_Provided records_
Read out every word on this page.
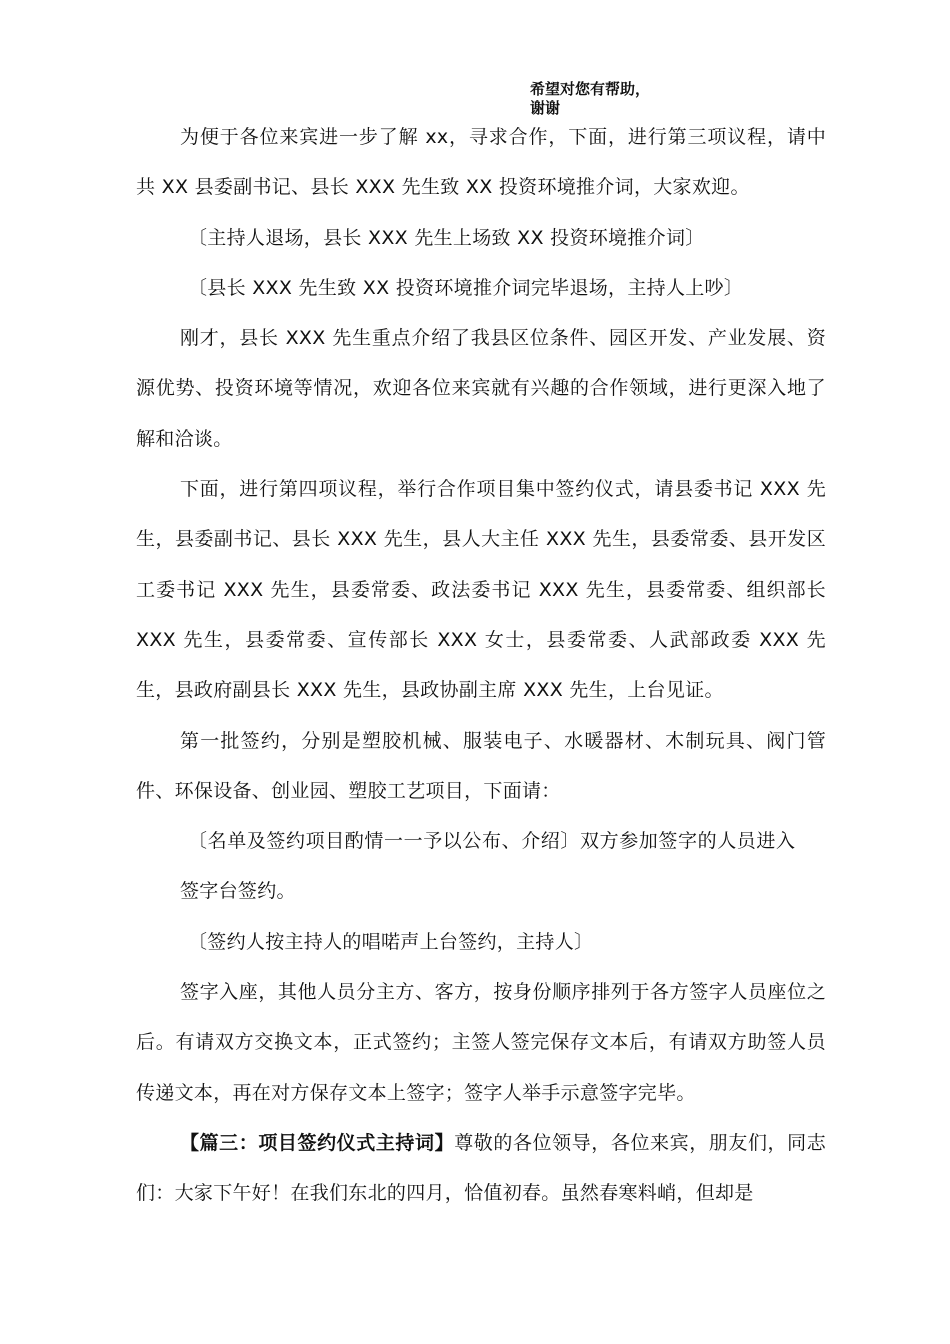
希望对您有帮助，
谢谢

为便于各位来宾进一步了解 xx，寻求合作，下面，进行第三项议程，请中共 XX 县委副书记、县长 XXX 先生致 XX 投资环境推介词，大家欢迎。

〔主持人退场，县长 XXX 先生上场致 XX 投资环境推介词〕

〔县长 XXX 先生致 XX 投资环境推介词完毕退场，主持人上吵〕

刚才，县长 XXX 先生重点介绍了我县区位条件、园区开发、产业发展、资源优势、投资环境等情况，欢迎各位来宾就有兴趣的合作领域，进行更深入地了解和洽谈。

下面，进行第四项议程，举行合作项目集中签约仪式，请县委书记 XXX 先生，县委副书记、县长 XXX 先生，县人大主任 XXX 先生，县委常委、县开发区工委书记 XXX 先生，县委常委、政法委书记 XXX 先生，县委常委、组织部长 XXX 先生，县委常委、宣传部长 XXX 女士，县委常委、人武部政委 XXX 先生，县政府副县长 XXX 先生，县政协副主席 XXX 先生，上台见证。

第一批签约，分别是塑胶机械、服装电子、水暖器材、木制玩具、阀门管件、环保设备、创业园、塑胶工艺项目，下面请：

〔名单及签约项目酌情一一予以公布、介绍〕双方参加签字的人员进入

签字台签约。

〔签约人按主持人的唱喏声上台签约，主持人〕

签字入座，其他人员分主方、客方，按身份顺序排列于各方签字人员座位之后。有请双方交换文本，正式签约；主签人签完保存文本后，有请双方助签人员传递文本，再在对方保存文本上签字；签字人举手示意签字完毕。

【篇三：项目签约仪式主持词】尊敬的各位领导，各位来宾，朋友们，同志们：大家下午好！在我们东北的四月，恰值初春。虽然春寒料峭，但却是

_Task to complete_
Nothing but the pictures may be dropped; output the records above exactly.

_Complete answer_
Read out every word on this page.
希望对您有帮助，
谢谢

为便于各位来宾进一步了解 xx，寻求合作，下面，进行第三项议程，请中共 XX 县委副书记、县长 XXX 先生致 XX 投资环境推介词，大家欢迎。

〔主持人退场，县长 XXX 先生上场致 XX 投资环境推介词〕

〔县长 XXX 先生致 XX 投资环境推介词完毕退场，主持人上吵〕

刚才，县长 XXX 先生重点介绍了我县区位条件、园区开发、产业发展、资源优势、投资环境等情况，欢迎各位来宾就有兴趣的合作领域，进行更深入地了解和洽谈。

下面，进行第四项议程，举行合作项目集中签约仪式，请县委书记 XXX 先生，县委副书记、县长 XXX 先生，县人大主任 XXX 先生，县委常委、县开发区工委书记 XXX 先生，县委常委、政法委书记 XXX 先生，县委常委、组织部长 XXX 先生，县委常委、宣传部长 XXX 女士，县委常委、人武部政委 XXX 先生，县政府副县长 XXX 先生，县政协副主席 XXX 先生，上台见证。

第一批签约，分别是塑胶机械、服装电子、水暖器材、木制玩具、阀门管件、环保设备、创业园、塑胶工艺项目，下面请：

〔名单及签约项目酌情一一予以公布、介绍〕双方参加签字的人员进入

签字台签约。

〔签约人按主持人的唱喏声上台签约，主持人〕

签字入座，其他人员分主方、客方，按身份顺序排列于各方签字人员座位之后。有请双方交换文本，正式签约；主签人签完保存文本后，有请双方助签人员传递文本，再在对方保存文本上签字；签字人举手示意签字完毕。

【篇三：项目签约仪式主持词】尊敬的各位领导，各位来宾，朋友们，同志们：大家下午好！在我们东北的四月，恰值初春。虽然春寒料峭，但却是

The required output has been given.